### 読む文章
Norlys(ノールリース)-日々のあれこれ
Posted by norlys - 2009.09.29,Tue
週末は久しぶりに実家に帰り、のんびり。土曜日は昼過ぎから庭でBBQ。日曜日は特に予定を考えていなかったので思いつきでドライブ。
出発時点でお昼前だったのでちょっと近場にでも…と地図を開き行き先を検討。
「足尾銅山とか」という自分の迂闊な一言に端を発し、下道でとことこと北上。
埼玉県から群馬県に入ってまもなく、群馬県明和町の街中を走っていると道端に「川俣事件衝突の地」という案内板がありました。
「川俣事件は、1900年2月13日、群馬県邑楽郡佐貫村川俣(現明和町)で、足尾鉱毒事件に関して、政府に請願するために出かける途中の農民と警官が衝突した事件。」とのこと。
これから自分たちが向かう足尾銅山は、カーナビによるとまだ約75Kmも先。鉱毒被害に遭った農民たちは歩いて東京に向かうところだったとか。ここから東京だってちっとも近くない。
広々とした遊水地を両岸に備えた渡良瀬川を越えて、大間々の街の商店街を抜けると、国道はかっきり左折し唐突に山道に。右手には両岸がすとんと切り立つ深い渓谷。
渓谷に沿って国道122号とわたらせ渓谷鐵道の軌道が併走し、狭い段丘部分に切り開かれた集落が点々と。秋の花々や黄金色の稲穂がきれい。
渡良瀬渓谷沿いに国道を進み、途中のお蕎麦屋さんで昼食。お汁が一見「富山ブラック?」というか、考えてみれば昔ながらの関東のお醤油色した真っ黒タイプで、そういえば近年都内のお蕎麦・うどん屋さんのおつゆはずいぶんと薄い色になったような気がする。
駅舎内に温泉施設のある水沼駅には小奇麗な駅舎に「ゆ」の暖簾。時間があればひと風呂浴びたいところだけど今回は見送り。残念。
神戸(ごうど)の集落を過ぎて、草木ダムの展望台にて休憩。
予備知識もなくふらりと立ち寄っただけなのに、堰堤に埋められた「ダム湖百選」のプレートを見て俄かに気分が盛り上がる自分(笑)。
草木ダムは利根川水系8ダムのうちのひとつで、(財)ダム水源地環境整備センターの選定するダム湖百選のひとつだそうな。
ちなみに「ダム湖百選」というけれど、現時点で選出されているダム湖は65箇所だそうで。。百選じゃないじゃん。。ま、いいけど。
草木ダムの形式は越流型重力式コンクリートダム。堰高は140mと結構高め。もとともここはちょっとした断崖だったのかもしれない。その代わりにダムの堰堤が巨大な楔として打ち込まれたような印象。
ここにもかつて集落がありダム建設の反対運動が激しかったそうな。結局移住を余儀なくされた人たちがいる。けれど、渓谷の自然美を守るとか先祖伝来の土地や生活様式を守るといった尊い価値観とは別に、技術的に俯瞰した結果「ダムを造るために存在する土地」と判断した人たちがいることも納得できる気がする。どっちの立場に足を突っ込むべきなのかについては、自分にはまだ答えがわかりません。。

### データ抜粋
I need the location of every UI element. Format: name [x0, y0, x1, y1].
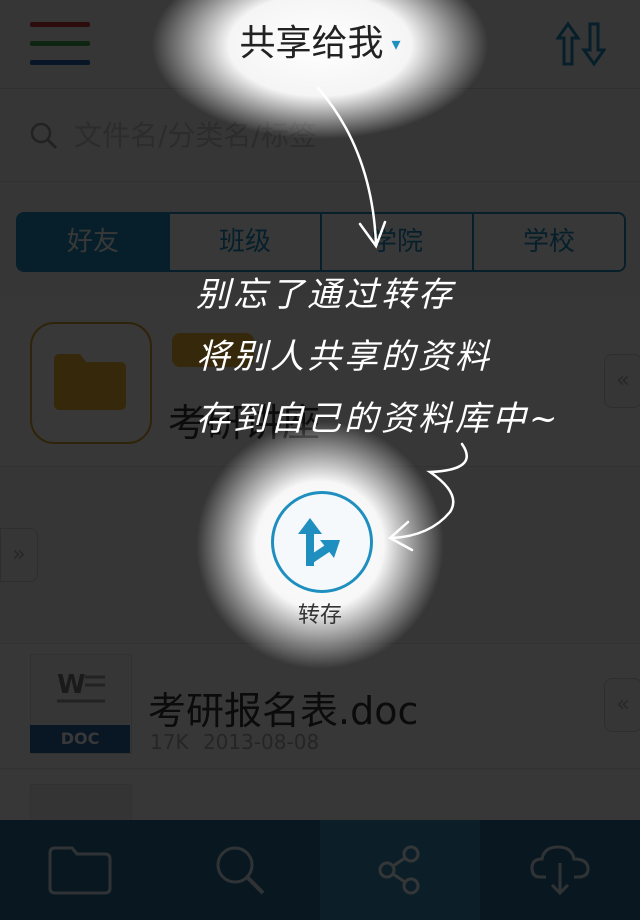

### 練習問題
a. ドライブ日記によると、草木ダムの堰高は何メートルですか?
b. ドライブ日記の「出発時点でお昼前だったのでちょっと近場にでも…と地図を開き行き先を検討。」から「い色になったような気がする。」までを、一字一句違えずに書き写してください。

### 練習問題の解答
a. 140メートルです。

b.
出発時点でお昼前だったのでちょっと近場にでも…と地図を開き行き先を検討。
「足尾銅山とか」という自分の迂闊な一言に端を発し、下道でとことこと北上。
埼玉県から群馬県に入ってまもなく、群馬県明和町の街中を走っていると道端に「川俣事件衝突の地」という案内板がありました。
「川俣事件は、1900年2月13日、群馬県邑楽郡佐貫村川俣(現明和町)で、足尾鉱毒事件に関して、政府に請願するために出かける途中の農民と警官が衝突した事件。」とのこと。
これから自分たちが向かう足尾銅山は、カーナビによるとまだ約75Kmも先。鉱毒被害に遭った農民たちは歩いて東京に向かうところだったとか。ここから東京だってちっとも近くない。
広々とした遊水地を両岸に備えた渡良瀬川を越えて、大間々の街の商店街を抜けると、国道はかっきり左折し唐突に山道に。右手には両岸がすとんと切り立つ深い渓谷。
渓谷に沿って国道122号とわたらせ渓谷鐵道の軌道が併走し、狭い段丘部分に切り開かれた集落が点々と。秋の花々や黄金色の稲穂がきれい。
渡良瀬渓谷沿いに国道を進み、途中のお蕎麦屋さんで昼食。お汁が一見「富山ブラック?」というか、考えてみれば昔ながらの関東のお醤油色した真っ黒タイプで、そういえば近年都内のお蕎麦・うどん屋さんのおつゆはずいぶんと薄い色になったような気がする。